[WHAT IS ASKED]
Check each line of the data below for the word "coordinate", then extract the ones that have it.

[SUPPLIED ENTRIES]
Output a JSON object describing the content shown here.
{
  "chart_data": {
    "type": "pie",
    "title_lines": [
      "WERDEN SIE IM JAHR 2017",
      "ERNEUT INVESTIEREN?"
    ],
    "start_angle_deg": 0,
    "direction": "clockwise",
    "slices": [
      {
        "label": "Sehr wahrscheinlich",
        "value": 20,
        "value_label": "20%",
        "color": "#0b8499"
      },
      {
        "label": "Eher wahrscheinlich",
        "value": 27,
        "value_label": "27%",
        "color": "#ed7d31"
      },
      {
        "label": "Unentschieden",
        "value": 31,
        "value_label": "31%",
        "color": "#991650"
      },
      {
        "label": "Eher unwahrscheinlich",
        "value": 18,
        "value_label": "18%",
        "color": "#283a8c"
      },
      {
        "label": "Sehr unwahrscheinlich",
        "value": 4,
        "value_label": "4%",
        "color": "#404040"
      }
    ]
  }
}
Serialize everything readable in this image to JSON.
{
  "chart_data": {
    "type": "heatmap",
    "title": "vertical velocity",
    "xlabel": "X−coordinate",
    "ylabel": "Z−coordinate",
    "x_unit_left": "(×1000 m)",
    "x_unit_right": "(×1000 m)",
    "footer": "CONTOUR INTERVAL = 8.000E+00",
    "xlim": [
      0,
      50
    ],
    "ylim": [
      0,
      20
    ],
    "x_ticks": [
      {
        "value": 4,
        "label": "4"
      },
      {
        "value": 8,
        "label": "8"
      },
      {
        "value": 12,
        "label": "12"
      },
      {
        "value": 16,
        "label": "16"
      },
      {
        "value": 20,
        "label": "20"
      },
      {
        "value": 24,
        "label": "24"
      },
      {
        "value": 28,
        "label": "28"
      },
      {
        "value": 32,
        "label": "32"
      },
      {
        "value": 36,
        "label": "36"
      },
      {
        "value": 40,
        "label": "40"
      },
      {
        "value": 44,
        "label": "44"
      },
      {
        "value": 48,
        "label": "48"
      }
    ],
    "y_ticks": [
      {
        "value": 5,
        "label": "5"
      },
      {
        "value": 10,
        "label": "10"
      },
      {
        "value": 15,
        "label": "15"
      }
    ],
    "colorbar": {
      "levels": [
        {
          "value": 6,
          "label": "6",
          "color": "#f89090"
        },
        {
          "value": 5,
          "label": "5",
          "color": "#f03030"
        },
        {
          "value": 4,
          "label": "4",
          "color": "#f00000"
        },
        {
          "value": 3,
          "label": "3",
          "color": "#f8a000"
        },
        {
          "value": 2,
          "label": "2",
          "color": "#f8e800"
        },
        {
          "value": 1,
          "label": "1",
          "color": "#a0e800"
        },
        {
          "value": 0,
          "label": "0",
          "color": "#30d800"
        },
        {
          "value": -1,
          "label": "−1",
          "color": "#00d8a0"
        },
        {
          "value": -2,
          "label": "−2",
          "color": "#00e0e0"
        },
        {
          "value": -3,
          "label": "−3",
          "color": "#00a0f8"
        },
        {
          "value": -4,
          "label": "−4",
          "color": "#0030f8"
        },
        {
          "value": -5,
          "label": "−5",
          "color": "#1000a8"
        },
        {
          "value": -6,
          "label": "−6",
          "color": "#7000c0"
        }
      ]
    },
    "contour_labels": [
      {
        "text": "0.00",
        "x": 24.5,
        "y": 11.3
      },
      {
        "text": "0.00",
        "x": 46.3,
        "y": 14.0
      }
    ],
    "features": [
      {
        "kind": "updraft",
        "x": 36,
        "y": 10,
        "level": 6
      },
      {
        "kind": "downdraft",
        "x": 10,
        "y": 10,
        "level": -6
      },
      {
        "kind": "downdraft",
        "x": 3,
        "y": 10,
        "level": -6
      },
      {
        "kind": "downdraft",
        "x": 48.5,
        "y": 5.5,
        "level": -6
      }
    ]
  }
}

[OUTPUT OF THE EXERCISE]
    "xlabel": "X−coordinate",
    "ylabel": "Z−coordinate",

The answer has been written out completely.